→ Input data:
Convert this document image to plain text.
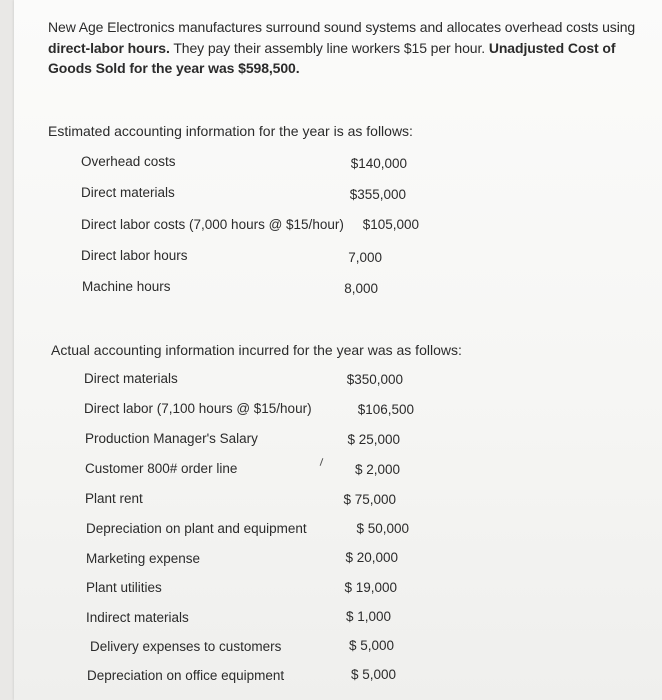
New Age Electronics manufactures surround sound systems and allocates overhead costs using direct-labor hours. They pay their assembly line workers $15 per hour. Unadjusted Cost of Goods Sold for the year was $598,500.
Estimated accounting information for the year is as follows:
Overhead costs	$140,000
Direct materials	$355,000
Direct labor costs (7,000 hours @ $15/hour)	$105,000
Direct labor hours	7,000
Machine hours	8,000
Actual accounting information incurred for the year was as follows:
Direct materials	$350,000
Direct labor (7,100 hours @ $15/hour)	$106,500
Production Manager's Salary	$ 25,000
Customer 800# order line	$ 2,000
Plant rent	$ 75,000
Depreciation on plant and equipment	$ 50,000
Marketing expense	$ 20,000
Plant utilities	$ 19,000
Indirect materials	$ 1,000
Delivery expenses to customers	$ 5,000
Depreciation on office equipment	$ 5,000
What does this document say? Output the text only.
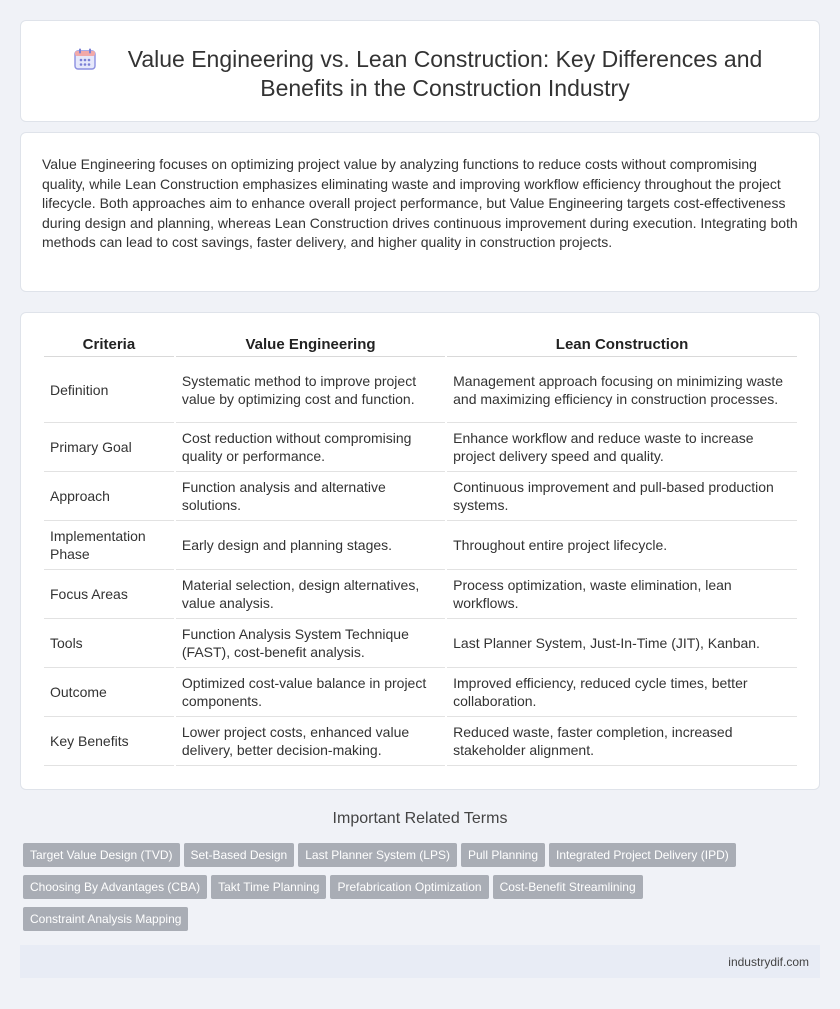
Value Engineering vs. Lean Construction: Key Differences and Benefits in the Construction Industry

Value Engineering focuses on optimizing project value by analyzing functions to reduce costs without compromising quality, while Lean Construction emphasizes eliminating waste and improving workflow efficiency throughout the project lifecycle. Both approaches aim to enhance overall project performance, but Value Engineering targets cost-effectiveness during design and planning, whereas Lean Construction drives continuous improvement during execution. Integrating both methods can lead to cost savings, faster delivery, and higher quality in construction projects.

Criteria	Value Engineering	Lean Construction
Definition	Systematic method to improve project value by optimizing cost and function.	Management approach focusing on minimizing waste and maximizing efficiency in construction processes.
Primary Goal	Cost reduction without compromising quality or performance.	Enhance workflow and reduce waste to increase project delivery speed and quality.
Approach	Function analysis and alternative solutions.	Continuous improvement and pull-based production systems.
Implementation Phase	Early design and planning stages.	Throughout entire project lifecycle.
Focus Areas	Material selection, design alternatives, value analysis.	Process optimization, waste elimination, lean workflows.
Tools	Function Analysis System Technique (FAST), cost-benefit analysis.	Last Planner System, Just-In-Time (JIT), Kanban.
Outcome	Optimized cost-value balance in project components.	Improved efficiency, reduced cycle times, better collaboration.
Key Benefits	Lower project costs, enhanced value delivery, better decision-making.	Reduced waste, faster completion, increased stakeholder alignment.
Important Related Terms
Target Value Design (TVD) Set-Based Design Last Planner System (LPS) Pull Planning Integrated Project Delivery (IPD)Choosing By Advantages (CBA) Takt Time Planning Prefabrication Optimization Cost-Benefit StreamliningConstraint Analysis Mapping
industrydif.com
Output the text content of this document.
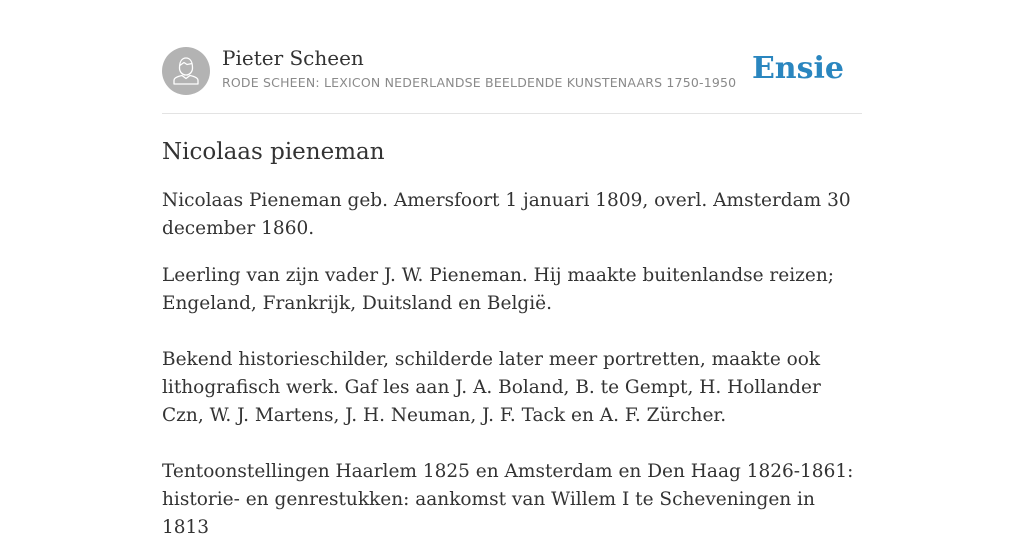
Pieter Scheen
RODE SCHEEN: LEXICON NEDERLANDSE BEELDENDE KUNSTENAARS 1750-1950 Ensie
Nicolaas pieneman

Nicolaas Pieneman geb. Amersfoort 1 januari 1809, overl. Amsterdam 30 december 1860.

Leerling van zijn vader J. W. Pieneman. Hij maakte buitenlandse reizen; Engeland, Frankrijk, Duitsland en België.

Bekend historieschilder, schilderde later meer portretten, maakte ook lithografisch werk. Gaf les aan J. A. Boland, B. te Gempt, H. Hollander Czn, W. J. Martens, J. H. Neuman, J. F. Tack en A. F. Zürcher.

Tentoonstellingen Haarlem 1825 en Amsterdam en Den Haag 1826-1861: historie- en genrestukken: aankomst van Willem I te Scheveningen in 1813
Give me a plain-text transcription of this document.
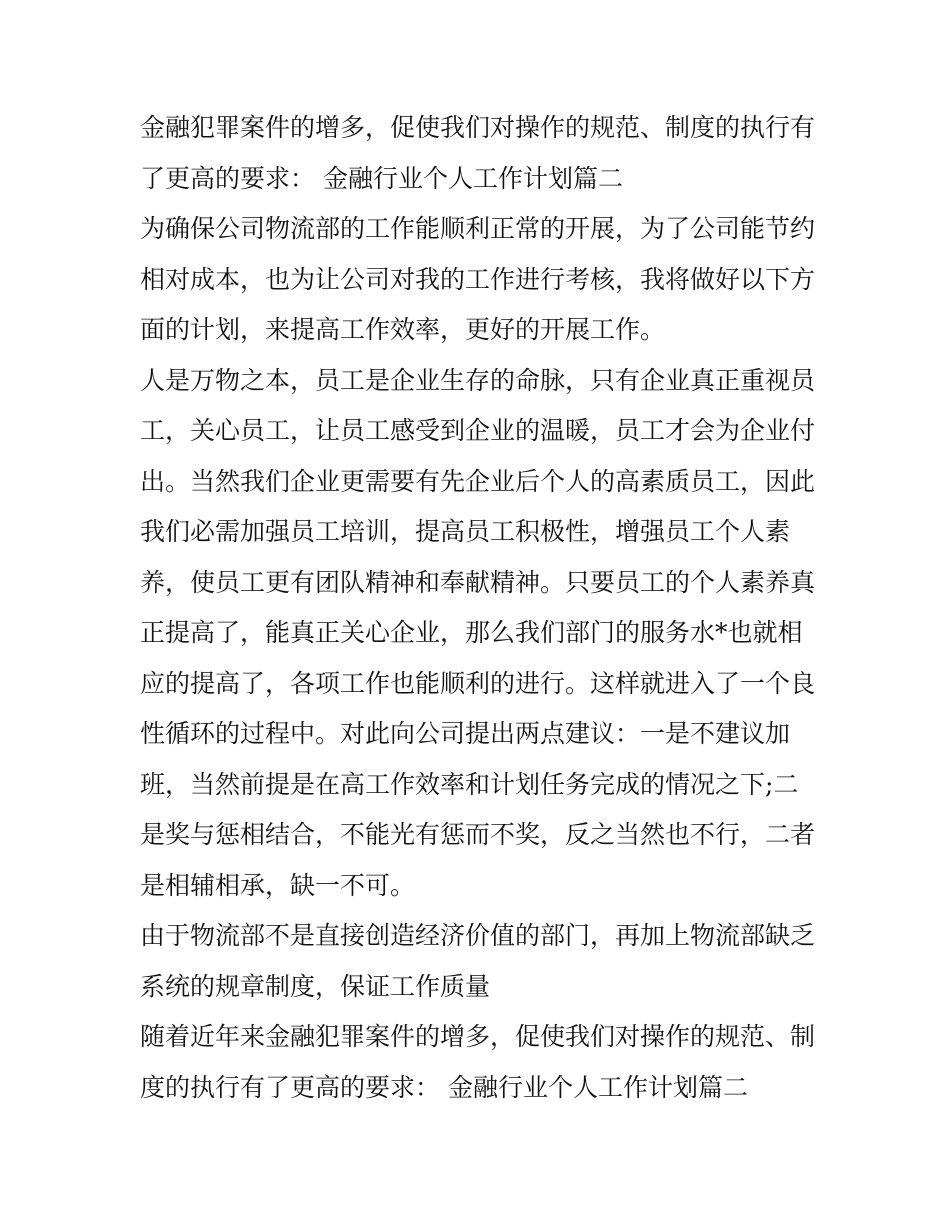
金融犯罪案件的增多，促使我们对操作的规范、制度的执行有
了更高的要求： 金融行业个人工作计划篇二
为确保公司物流部的工作能顺利正常的开展，为了公司能节约
相对成本，也为让公司对我的工作进行考核，我将做好以下方
面的计划，来提高工作效率，更好的开展工作。
人是万物之本，员工是企业生存的命脉，只有企业真正重视员
工，关心员工，让员工感受到企业的温暖，员工才会为企业付
出。当然我们企业更需要有先企业后个人的高素质员工，因此
我们必需加强员工培训，提高员工积极性，增强员工个人素
养，使员工更有团队精神和奉献精神。只要员工的个人素养真
正提高了，能真正关心企业，那么我们部门的服务水*也就相
应的提高了，各项工作也能顺利的进行。这样就进入了一个良
性循环的过程中。对此向公司提出两点建议：一是不建议加
班，当然前提是在高工作效率和计划任务完成的情况之下;二
是奖与惩相结合，不能光有惩而不奖，反之当然也不行，二者
是相辅相承，缺一不可。
由于物流部不是直接创造经济价值的部门，再加上物流部缺乏
系统的规章制度，保证工作质量
随着近年来金融犯罪案件的增多，促使我们对操作的规范、制
度的执行有了更高的要求： 金融行业个人工作计划篇二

→ Task directions: Restate each entry word for word, leaving out any pictures.

→ Written response:
Convert this document image to plain text.
New Age Electronics manufactures surround sound systems and allocates overhead costs using direct-labor hours. They pay their assembly line workers $15 per hour. Unadjusted Cost of Goods Sold for the year was $598,500.
Estimated accounting information for the year is as follows:
Overhead costs	$140,000
Direct materials	$355,000
Direct labor costs (7,000 hours @ $15/hour)	$105,000
Direct labor hours	7,000
Machine hours	8,000
Actual accounting information incurred for the year was as follows:
Direct materials	$350,000
Direct labor (7,100 hours @ $15/hour)	$106,500
Production Manager's Salary	$ 25,000
Customer 800# order line	$ 2,000
Plant rent	$ 75,000
Depreciation on plant and equipment	$ 50,000
Marketing expense	$ 20,000
Plant utilities	$ 19,000
Indirect materials	$ 1,000
Delivery expenses to customers	$ 5,000
Depreciation on office equipment	$ 5,000
What does this document say? Output the text only.
Value Engineering vs. Lean Construction: Key Differences and Benefits in the Construction Industry

Value Engineering focuses on optimizing project value by analyzing functions to reduce costs without compromising quality, while Lean Construction emphasizes eliminating waste and improving workflow efficiency throughout the project lifecycle. Both approaches aim to enhance overall project performance, but Value Engineering targets cost-effectiveness during design and planning, whereas Lean Construction drives continuous improvement during execution. Integrating both methods can lead to cost savings, faster delivery, and higher quality in construction projects.

Criteria	Value Engineering	Lean Construction
Definition	Systematic method to improve project value by optimizing cost and function.	Management approach focusing on minimizing waste and maximizing efficiency in construction processes.
Primary Goal	Cost reduction without compromising quality or performance.	Enhance workflow and reduce waste to increase project delivery speed and quality.
Approach	Function analysis and alternative solutions.	Continuous improvement and pull-based production systems.
Implementation Phase	Early design and planning stages.	Throughout entire project lifecycle.
Focus Areas	Material selection, design alternatives, value analysis.	Process optimization, waste elimination, lean workflows.
Tools	Function Analysis System Technique (FAST), cost-benefit analysis.	Last Planner System, Just-In-Time (JIT), Kanban.
Outcome	Optimized cost-value balance in project components.	Improved efficiency, reduced cycle times, better collaboration.
Key Benefits	Lower project costs, enhanced value delivery, better decision-making.	Reduced waste, faster completion, increased stakeholder alignment.
Important Related Terms
Target Value Design (TVD) Set-Based Design Last Planner System (LPS) Pull Planning Integrated Project Delivery (IPD)Choosing By Advantages (CBA) Takt Time Planning Prefabrication Optimization Cost-Benefit StreamliningConstraint Analysis Mapping
industrydif.com
Output the text content of this document.
Pieter Scheen
RODE SCHEEN: LEXICON NEDERLANDSE BEELDENDE KUNSTENAARS 1750-1950 Ensie
Nicolaas pieneman

Nicolaas Pieneman geb. Amersfoort 1 januari 1809, overl. Amsterdam 30 december 1860.

Leerling van zijn vader J. W. Pieneman. Hij maakte buitenlandse reizen; Engeland, Frankrijk, Duitsland en België.

Bekend historieschilder, schilderde later meer portretten, maakte ook lithografisch werk. Gaf les aan J. A. Boland, B. te Gempt, H. Hollander Czn, W. J. Martens, J. H. Neuman, J. F. Tack en A. F. Zürcher.

Tentoonstellingen Haarlem 1825 en Amsterdam en Den Haag 1826-1861: historie- en genrestukken: aankomst van Willem I te Scheveningen in 1813
Give me a plain-text transcription of this document.
金融犯罪案件的增多，促使我们对操作的规范、制度的执行有
了更高的要求： 金融行业个人工作计划篇二
为确保公司物流部的工作能顺利正常的开展，为了公司能节约
相对成本，也为让公司对我的工作进行考核，我将做好以下方
面的计划，来提高工作效率，更好的开展工作。
人是万物之本，员工是企业生存的命脉，只有企业真正重视员
工，关心员工，让员工感受到企业的温暖，员工才会为企业付
出。当然我们企业更需要有先企业后个人的高素质员工，因此
我们必需加强员工培训，提高员工积极性，增强员工个人素
养，使员工更有团队精神和奉献精神。只要员工的个人素养真
正提高了，能真正关心企业，那么我们部门的服务水*也就相
应的提高了，各项工作也能顺利的进行。这样就进入了一个良
性循环的过程中。对此向公司提出两点建议：一是不建议加
班，当然前提是在高工作效率和计划任务完成的情况之下;二
是奖与惩相结合，不能光有惩而不奖，反之当然也不行，二者
是相辅相承，缺一不可。
由于物流部不是直接创造经济价值的部门，再加上物流部缺乏
系统的规章制度，保证工作质量
随着近年来金融犯罪案件的增多，促使我们对操作的规范、制
度的执行有了更高的要求： 金融行业个人工作计划篇二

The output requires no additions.